> [Prompt]
Among these lines, how many include "production"? Answer only with the number.
Start of Available records
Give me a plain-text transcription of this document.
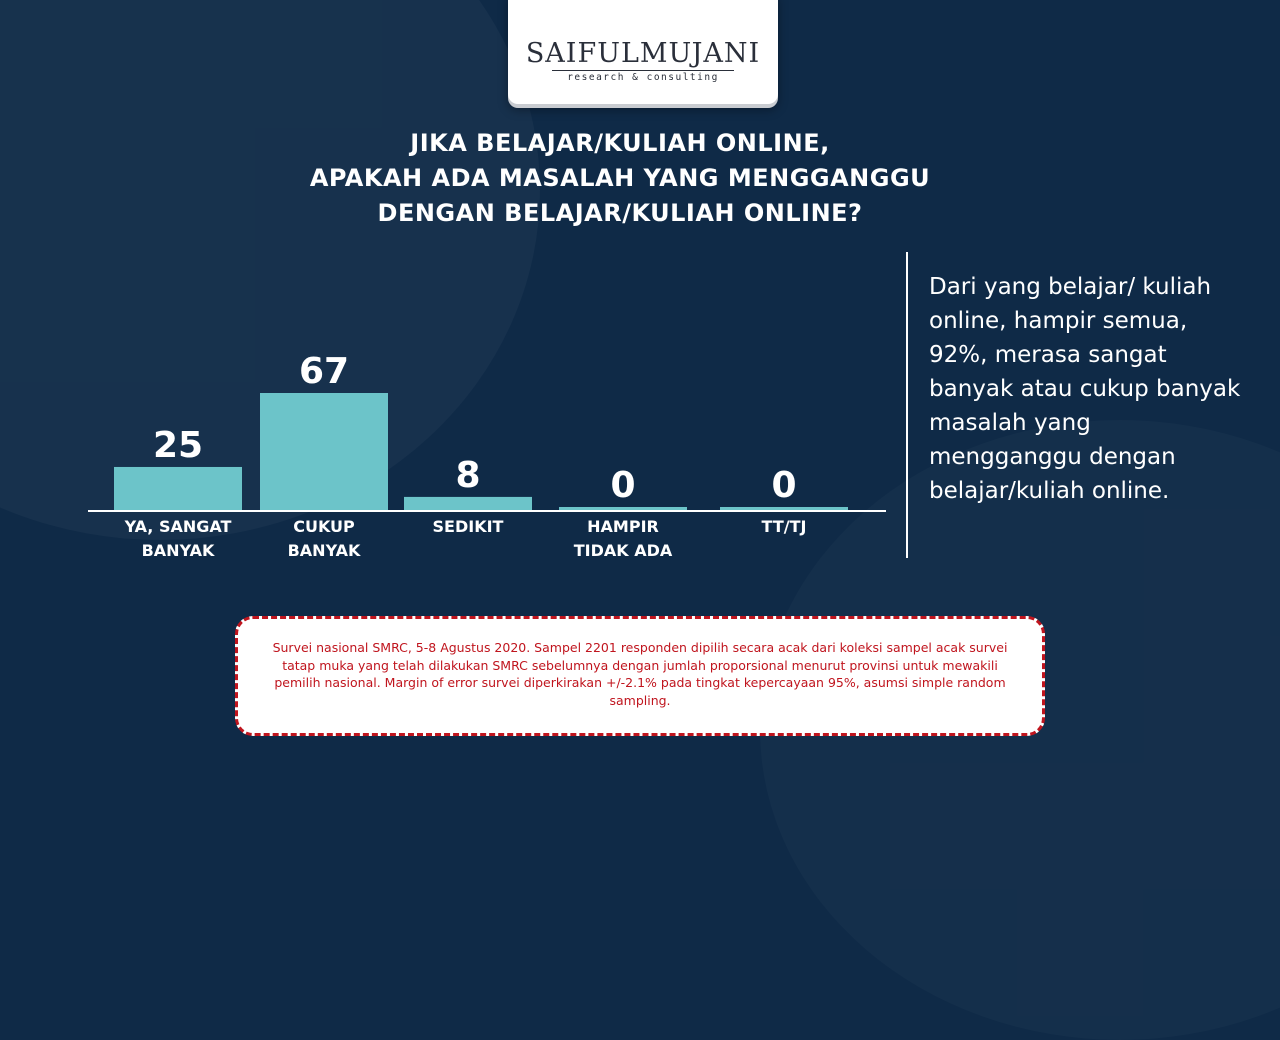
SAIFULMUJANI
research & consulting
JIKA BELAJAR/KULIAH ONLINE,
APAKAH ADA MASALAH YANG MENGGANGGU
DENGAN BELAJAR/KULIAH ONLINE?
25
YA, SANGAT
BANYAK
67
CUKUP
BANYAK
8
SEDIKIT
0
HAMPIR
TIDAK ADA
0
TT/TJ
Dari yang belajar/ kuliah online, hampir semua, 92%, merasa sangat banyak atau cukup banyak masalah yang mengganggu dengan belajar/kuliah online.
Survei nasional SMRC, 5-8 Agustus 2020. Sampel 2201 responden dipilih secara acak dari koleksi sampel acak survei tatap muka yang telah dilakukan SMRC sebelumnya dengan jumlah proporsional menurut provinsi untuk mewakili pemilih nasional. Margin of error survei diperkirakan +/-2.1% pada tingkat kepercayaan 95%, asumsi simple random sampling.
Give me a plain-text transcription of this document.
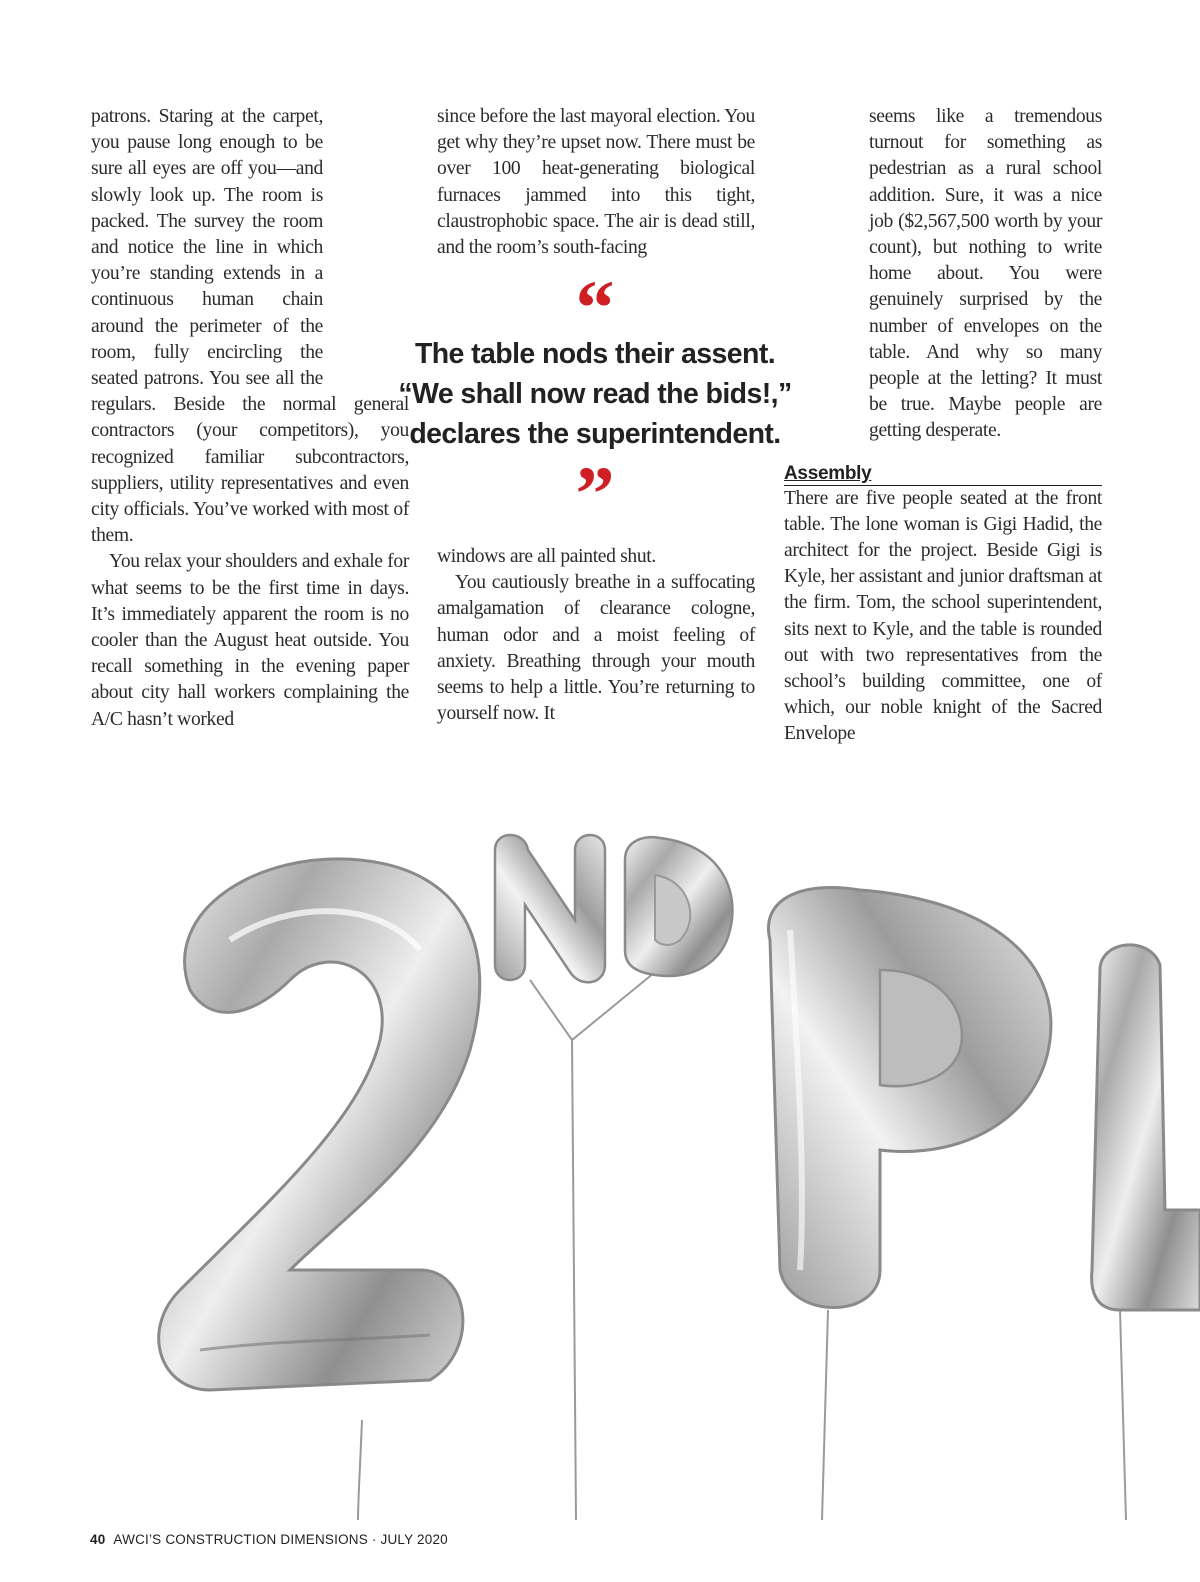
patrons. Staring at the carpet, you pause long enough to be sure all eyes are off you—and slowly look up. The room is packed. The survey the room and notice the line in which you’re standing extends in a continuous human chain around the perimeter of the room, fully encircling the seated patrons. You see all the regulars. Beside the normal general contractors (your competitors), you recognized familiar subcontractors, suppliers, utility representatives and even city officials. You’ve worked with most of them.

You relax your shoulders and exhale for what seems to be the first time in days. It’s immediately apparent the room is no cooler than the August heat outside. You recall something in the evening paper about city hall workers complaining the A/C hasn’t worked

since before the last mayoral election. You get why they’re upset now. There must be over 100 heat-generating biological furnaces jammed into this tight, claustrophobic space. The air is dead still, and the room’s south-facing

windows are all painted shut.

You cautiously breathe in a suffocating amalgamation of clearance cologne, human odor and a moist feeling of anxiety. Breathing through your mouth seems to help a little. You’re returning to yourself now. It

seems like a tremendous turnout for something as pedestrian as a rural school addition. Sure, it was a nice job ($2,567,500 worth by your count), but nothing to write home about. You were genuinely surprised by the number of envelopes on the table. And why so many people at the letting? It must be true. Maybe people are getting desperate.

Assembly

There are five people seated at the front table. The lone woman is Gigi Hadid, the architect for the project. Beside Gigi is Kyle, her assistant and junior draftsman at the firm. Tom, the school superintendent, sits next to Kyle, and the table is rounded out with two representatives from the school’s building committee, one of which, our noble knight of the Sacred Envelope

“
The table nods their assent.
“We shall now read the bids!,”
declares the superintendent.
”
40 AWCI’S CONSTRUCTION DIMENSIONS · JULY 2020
End of Available records
Start of Available records
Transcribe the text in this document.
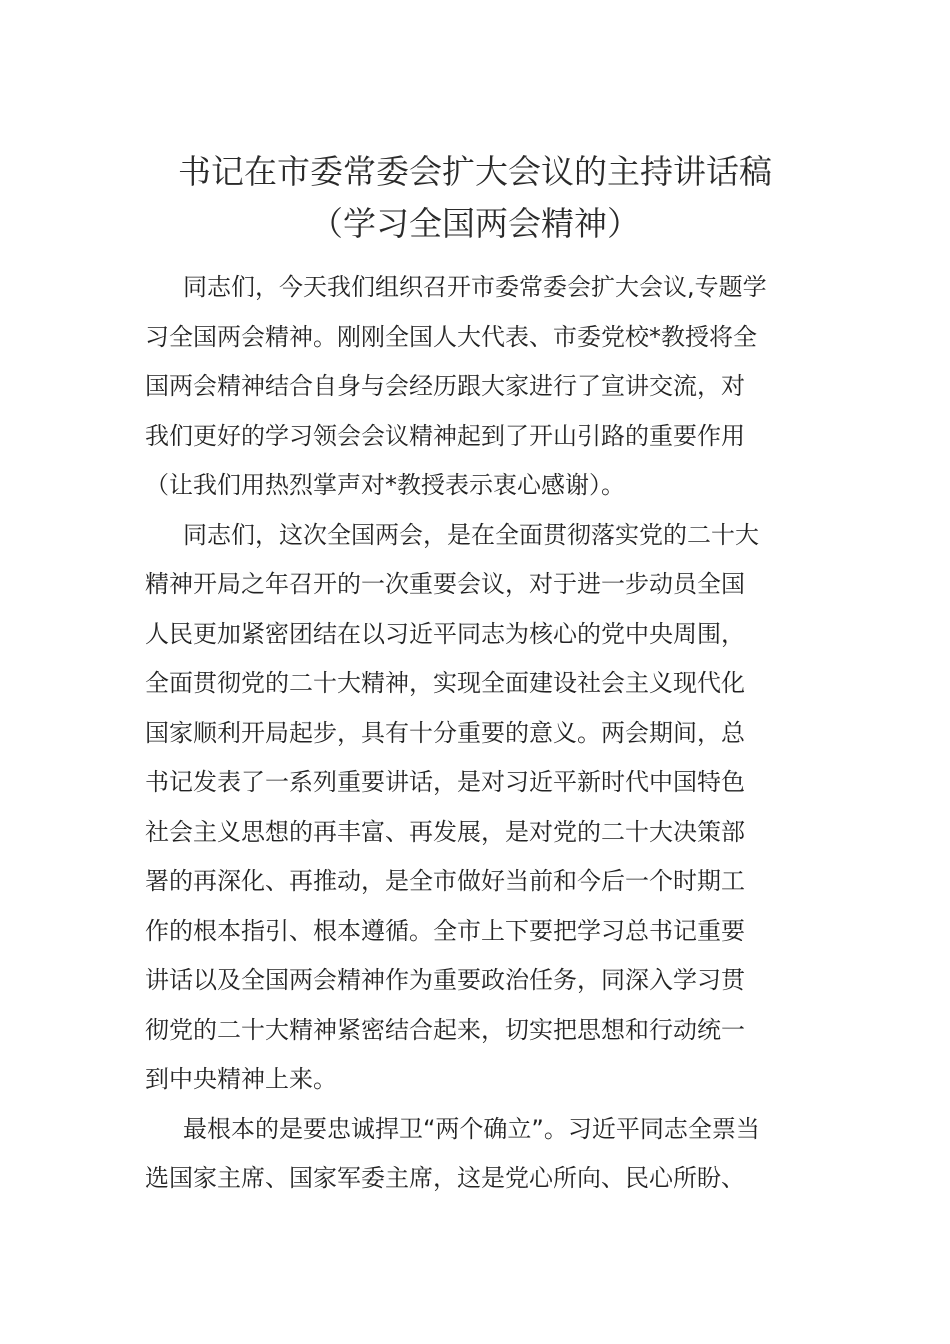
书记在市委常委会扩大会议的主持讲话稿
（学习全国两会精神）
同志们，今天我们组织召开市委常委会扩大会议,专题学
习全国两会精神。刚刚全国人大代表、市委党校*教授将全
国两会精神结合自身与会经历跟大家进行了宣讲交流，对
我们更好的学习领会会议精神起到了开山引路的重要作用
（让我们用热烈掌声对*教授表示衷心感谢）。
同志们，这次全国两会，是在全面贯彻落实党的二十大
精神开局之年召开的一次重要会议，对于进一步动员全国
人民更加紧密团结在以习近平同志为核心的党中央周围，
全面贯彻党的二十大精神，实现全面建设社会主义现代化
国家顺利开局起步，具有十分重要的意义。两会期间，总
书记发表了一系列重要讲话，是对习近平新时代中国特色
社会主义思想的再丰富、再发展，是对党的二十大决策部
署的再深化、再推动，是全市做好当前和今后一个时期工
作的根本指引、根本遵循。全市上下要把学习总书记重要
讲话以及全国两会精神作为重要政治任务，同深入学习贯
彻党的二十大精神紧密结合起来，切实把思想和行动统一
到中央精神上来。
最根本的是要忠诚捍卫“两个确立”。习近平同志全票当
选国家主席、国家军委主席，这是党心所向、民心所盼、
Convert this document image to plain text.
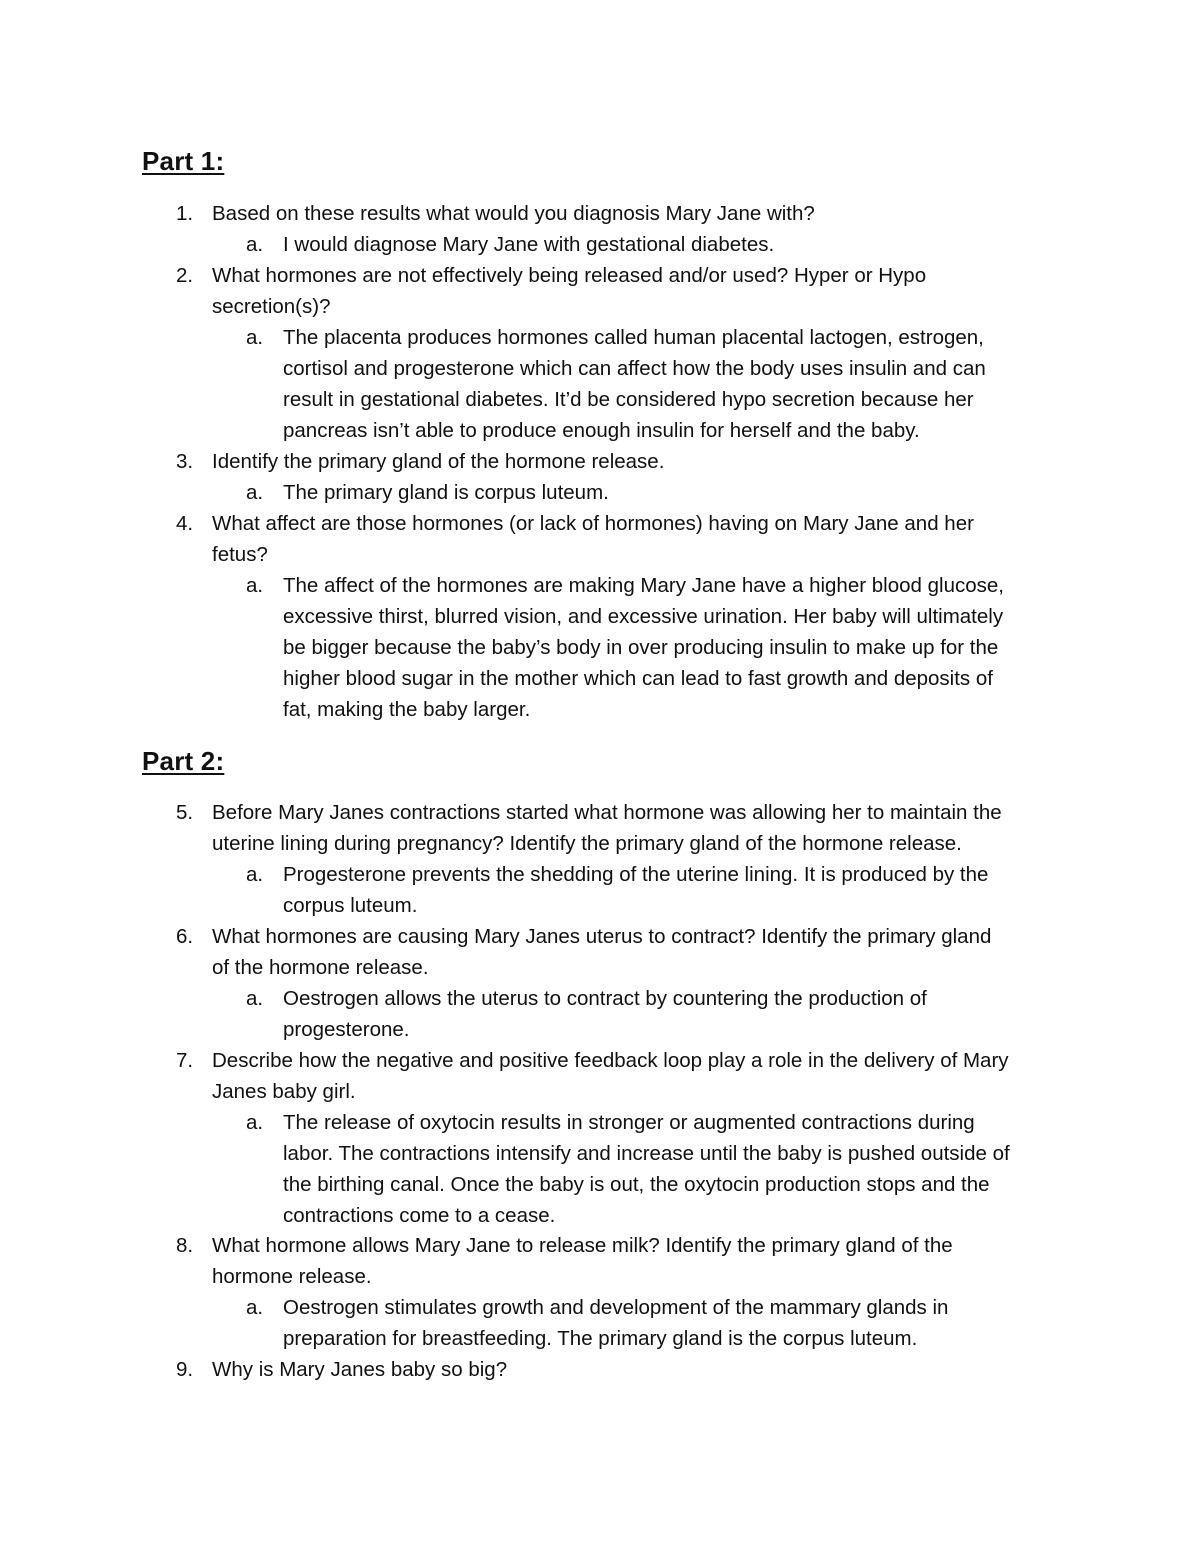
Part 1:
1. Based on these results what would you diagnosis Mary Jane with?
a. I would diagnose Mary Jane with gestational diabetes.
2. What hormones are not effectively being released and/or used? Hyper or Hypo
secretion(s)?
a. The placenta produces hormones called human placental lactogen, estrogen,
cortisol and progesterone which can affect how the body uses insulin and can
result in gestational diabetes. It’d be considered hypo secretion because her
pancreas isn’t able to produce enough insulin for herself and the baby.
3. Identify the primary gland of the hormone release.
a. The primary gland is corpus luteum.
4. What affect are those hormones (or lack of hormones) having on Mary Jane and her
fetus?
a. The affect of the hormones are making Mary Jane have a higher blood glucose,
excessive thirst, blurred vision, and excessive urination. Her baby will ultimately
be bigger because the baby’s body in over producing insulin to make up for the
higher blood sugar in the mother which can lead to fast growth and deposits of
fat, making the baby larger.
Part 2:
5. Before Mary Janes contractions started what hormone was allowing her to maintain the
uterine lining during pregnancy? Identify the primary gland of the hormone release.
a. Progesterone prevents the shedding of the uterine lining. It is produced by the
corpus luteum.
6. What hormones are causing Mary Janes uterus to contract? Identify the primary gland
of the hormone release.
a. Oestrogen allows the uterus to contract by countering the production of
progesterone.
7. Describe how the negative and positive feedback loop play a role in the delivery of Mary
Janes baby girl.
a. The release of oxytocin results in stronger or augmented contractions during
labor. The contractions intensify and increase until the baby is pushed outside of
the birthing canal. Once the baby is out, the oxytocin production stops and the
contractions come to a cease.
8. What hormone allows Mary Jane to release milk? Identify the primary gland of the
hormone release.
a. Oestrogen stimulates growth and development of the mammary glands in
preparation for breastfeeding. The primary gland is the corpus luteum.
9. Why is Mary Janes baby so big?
End of Available records
> [Final result]
2